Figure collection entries
------

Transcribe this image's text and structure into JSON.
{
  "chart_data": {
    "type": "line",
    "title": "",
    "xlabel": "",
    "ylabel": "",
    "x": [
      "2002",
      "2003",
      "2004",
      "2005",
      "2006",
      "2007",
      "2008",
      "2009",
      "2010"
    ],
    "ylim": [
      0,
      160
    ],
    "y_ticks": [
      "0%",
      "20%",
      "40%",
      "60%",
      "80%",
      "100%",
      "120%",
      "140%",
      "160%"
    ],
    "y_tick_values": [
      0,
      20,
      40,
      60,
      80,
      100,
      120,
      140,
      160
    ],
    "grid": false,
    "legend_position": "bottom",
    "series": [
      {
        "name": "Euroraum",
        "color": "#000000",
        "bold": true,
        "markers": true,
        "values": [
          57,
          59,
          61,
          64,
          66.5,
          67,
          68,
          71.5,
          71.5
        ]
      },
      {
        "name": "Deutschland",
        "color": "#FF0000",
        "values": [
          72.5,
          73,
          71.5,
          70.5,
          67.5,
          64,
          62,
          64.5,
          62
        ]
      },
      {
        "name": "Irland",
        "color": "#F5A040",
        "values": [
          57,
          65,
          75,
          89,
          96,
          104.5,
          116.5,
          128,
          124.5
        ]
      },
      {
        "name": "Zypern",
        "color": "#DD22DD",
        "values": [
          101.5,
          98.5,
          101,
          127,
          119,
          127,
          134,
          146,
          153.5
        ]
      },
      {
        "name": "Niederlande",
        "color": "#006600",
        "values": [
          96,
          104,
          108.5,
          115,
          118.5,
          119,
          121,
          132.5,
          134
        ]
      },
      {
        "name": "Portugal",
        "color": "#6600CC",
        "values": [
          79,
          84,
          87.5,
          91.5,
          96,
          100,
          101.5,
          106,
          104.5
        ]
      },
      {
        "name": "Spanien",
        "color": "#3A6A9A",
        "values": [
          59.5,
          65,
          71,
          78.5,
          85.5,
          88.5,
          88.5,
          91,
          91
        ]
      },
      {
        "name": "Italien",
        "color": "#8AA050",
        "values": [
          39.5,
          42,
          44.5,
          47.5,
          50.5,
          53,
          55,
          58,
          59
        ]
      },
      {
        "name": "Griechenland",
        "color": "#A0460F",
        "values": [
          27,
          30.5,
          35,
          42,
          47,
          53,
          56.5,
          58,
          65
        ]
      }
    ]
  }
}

------

### What you are asked to do:
Select all lines with the word "name" from the entries above.

### Written answer:
        "name": "Euroraum",
        "name": "Deutschland",
        "name": "Irland",
        "name": "Zypern",
        "name": "Niederlande",
        "name": "Portugal",
        "name": "Spanien",
        "name": "Italien",
        "name": "Griechenland",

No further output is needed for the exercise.